SHORT PROBLEM: Copy out the data below verbatim.

MATERIAL:
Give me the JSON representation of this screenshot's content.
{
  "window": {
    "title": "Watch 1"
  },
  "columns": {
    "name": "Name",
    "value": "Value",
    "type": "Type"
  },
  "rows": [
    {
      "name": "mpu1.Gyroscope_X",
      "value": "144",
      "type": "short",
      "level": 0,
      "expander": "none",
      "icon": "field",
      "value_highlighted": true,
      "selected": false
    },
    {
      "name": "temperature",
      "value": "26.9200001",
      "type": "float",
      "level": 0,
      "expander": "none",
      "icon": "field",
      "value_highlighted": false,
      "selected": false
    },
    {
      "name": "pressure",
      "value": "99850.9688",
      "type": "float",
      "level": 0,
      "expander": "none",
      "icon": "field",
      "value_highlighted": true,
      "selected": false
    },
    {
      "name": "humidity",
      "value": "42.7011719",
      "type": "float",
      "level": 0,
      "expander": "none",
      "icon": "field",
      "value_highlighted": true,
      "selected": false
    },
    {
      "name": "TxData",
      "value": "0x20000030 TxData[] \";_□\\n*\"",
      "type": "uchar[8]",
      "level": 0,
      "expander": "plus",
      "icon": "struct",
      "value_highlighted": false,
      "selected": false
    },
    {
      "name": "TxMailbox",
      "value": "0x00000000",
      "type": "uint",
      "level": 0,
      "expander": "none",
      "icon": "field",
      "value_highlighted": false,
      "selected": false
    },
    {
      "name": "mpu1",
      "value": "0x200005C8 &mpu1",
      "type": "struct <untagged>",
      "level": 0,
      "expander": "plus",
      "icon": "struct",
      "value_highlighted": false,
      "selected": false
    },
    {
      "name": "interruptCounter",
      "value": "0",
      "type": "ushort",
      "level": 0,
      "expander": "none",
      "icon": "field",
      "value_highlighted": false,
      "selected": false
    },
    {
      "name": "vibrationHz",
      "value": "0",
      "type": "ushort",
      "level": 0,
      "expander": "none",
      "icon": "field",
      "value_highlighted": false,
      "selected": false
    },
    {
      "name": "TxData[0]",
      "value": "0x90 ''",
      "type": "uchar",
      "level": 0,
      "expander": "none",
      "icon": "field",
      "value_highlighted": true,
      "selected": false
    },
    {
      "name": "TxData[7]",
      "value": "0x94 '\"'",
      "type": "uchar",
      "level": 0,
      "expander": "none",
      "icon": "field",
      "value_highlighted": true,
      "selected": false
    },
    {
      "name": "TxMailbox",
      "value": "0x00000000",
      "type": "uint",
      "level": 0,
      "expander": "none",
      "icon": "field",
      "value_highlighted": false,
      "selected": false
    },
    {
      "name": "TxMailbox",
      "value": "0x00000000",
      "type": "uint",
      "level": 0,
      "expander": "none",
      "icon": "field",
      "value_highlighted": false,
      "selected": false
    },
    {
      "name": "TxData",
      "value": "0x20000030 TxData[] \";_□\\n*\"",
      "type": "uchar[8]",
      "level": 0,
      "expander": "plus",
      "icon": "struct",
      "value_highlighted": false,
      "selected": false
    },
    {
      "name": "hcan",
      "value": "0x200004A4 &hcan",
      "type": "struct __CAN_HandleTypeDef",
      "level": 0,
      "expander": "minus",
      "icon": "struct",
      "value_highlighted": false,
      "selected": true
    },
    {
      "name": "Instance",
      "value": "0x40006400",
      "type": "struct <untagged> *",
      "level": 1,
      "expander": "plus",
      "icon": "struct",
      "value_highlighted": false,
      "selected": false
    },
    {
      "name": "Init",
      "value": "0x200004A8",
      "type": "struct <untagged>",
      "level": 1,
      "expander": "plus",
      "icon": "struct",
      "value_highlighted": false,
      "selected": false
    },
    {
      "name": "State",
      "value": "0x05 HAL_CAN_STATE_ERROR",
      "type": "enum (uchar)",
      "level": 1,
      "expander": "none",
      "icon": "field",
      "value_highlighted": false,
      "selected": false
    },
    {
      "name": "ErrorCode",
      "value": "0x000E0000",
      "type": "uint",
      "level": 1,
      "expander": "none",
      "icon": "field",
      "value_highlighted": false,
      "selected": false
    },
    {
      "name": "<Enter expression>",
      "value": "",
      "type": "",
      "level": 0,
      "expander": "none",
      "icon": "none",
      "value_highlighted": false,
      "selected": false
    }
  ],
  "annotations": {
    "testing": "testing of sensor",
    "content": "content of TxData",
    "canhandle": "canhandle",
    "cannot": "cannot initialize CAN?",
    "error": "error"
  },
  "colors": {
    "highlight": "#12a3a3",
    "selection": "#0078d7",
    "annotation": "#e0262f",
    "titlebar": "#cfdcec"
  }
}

WRITTEN SOLUTION:
Give me the JSON representation of this screenshot's content.
{
  "window": {
    "title": "Watch 1"
  },
  "columns": {
    "name": "Name",
    "value": "Value",
    "type": "Type"
  },
  "rows": [
    {
      "name": "mpu1.Gyroscope_X",
      "value": "144",
      "type": "short",
      "level": 0,
      "expander": "none",
      "icon": "field",
      "value_highlighted": true,
      "selected": false
    },
    {
      "name": "temperature",
      "value": "26.9200001",
      "type": "float",
      "level": 0,
      "expander": "none",
      "icon": "field",
      "value_highlighted": false,
      "selected": false
    },
    {
      "name": "pressure",
      "value": "99850.9688",
      "type": "float",
      "level": 0,
      "expander": "none",
      "icon": "field",
      "value_highlighted": true,
      "selected": false
    },
    {
      "name": "humidity",
      "value": "42.7011719",
      "type": "float",
      "level": 0,
      "expander": "none",
      "icon": "field",
      "value_highlighted": true,
      "selected": false
    },
    {
      "name": "TxData",
      "value": "0x20000030 TxData[] \";_□\\n*\"",
      "type": "uchar[8]",
      "level": 0,
      "expander": "plus",
      "icon": "struct",
      "value_highlighted": false,
      "selected": false
    },
    {
      "name": "TxMailbox",
      "value": "0x00000000",
      "type": "uint",
      "level": 0,
      "expander": "none",
      "icon": "field",
      "value_highlighted": false,
      "selected": false
    },
    {
      "name": "mpu1",
      "value": "0x200005C8 &mpu1",
      "type": "struct <untagged>",
      "level": 0,
      "expander": "plus",
      "icon": "struct",
      "value_highlighted": false,
      "selected": false
    },
    {
      "name": "interruptCounter",
      "value": "0",
      "type": "ushort",
      "level": 0,
      "expander": "none",
      "icon": "field",
      "value_highlighted": false,
      "selected": false
    },
    {
      "name": "vibrationHz",
      "value": "0",
      "type": "ushort",
      "level": 0,
      "expander": "none",
      "icon": "field",
      "value_highlighted": false,
      "selected": false
    },
    {
      "name": "TxData[0]",
      "value": "0x90 ''",
      "type": "uchar",
      "level": 0,
      "expander": "none",
      "icon": "field",
      "value_highlighted": true,
      "selected": false
    },
    {
      "name": "TxData[7]",
      "value": "0x94 '\"'",
      "type": "uchar",
      "level": 0,
      "expander": "none",
      "icon": "field",
      "value_highlighted": true,
      "selected": false
    },
    {
      "name": "TxMailbox",
      "value": "0x00000000",
      "type": "uint",
      "level": 0,
      "expander": "none",
      "icon": "field",
      "value_highlighted": false,
      "selected": false
    },
    {
      "name": "TxMailbox",
      "value": "0x00000000",
      "type": "uint",
      "level": 0,
      "expander": "none",
      "icon": "field",
      "value_highlighted": false,
      "selected": false
    },
    {
      "name": "TxData",
      "value": "0x20000030 TxData[] \";_□\\n*\"",
      "type": "uchar[8]",
      "level": 0,
      "expander": "plus",
      "icon": "struct",
      "value_highlighted": false,
      "selected": false
    },
    {
      "name": "hcan",
      "value": "0x200004A4 &hcan",
      "type": "struct __CAN_HandleTypeDef",
      "level": 0,
      "expander": "minus",
      "icon": "struct",
      "value_highlighted": false,
      "selected": true
    },
    {
      "name": "Instance",
      "value": "0x40006400",
      "type": "struct <untagged> *",
      "level": 1,
      "expander": "plus",
      "icon": "struct",
      "value_highlighted": false,
      "selected": false
    },
    {
      "name": "Init",
      "value": "0x200004A8",
      "type": "struct <untagged>",
      "level": 1,
      "expander": "plus",
      "icon": "struct",
      "value_highlighted": false,
      "selected": false
    },
    {
      "name": "State",
      "value": "0x05 HAL_CAN_STATE_ERROR",
      "type": "enum (uchar)",
      "level": 1,
      "expander": "none",
      "icon": "field",
      "value_highlighted": false,
      "selected": false
    },
    {
      "name": "ErrorCode",
      "value": "0x000E0000",
      "type": "uint",
      "level": 1,
      "expander": "none",
      "icon": "field",
      "value_highlighted": false,
      "selected": false
    },
    {
      "name": "<Enter expression>",
      "value": "",
      "type": "",
      "level": 0,
      "expander": "none",
      "icon": "none",
      "value_highlighted": false,
      "selected": false
    }
  ],
  "annotations": {
    "testing": "testing of sensor",
    "content": "content of TxData",
    "canhandle": "canhandle",
    "cannot": "cannot initialize CAN?",
    "error": "error"
  },
  "colors": {
    "highlight": "#12a3a3",
    "selection": "#0078d7",
    "annotation": "#e0262f",
    "titlebar": "#cfdcec"
  }
}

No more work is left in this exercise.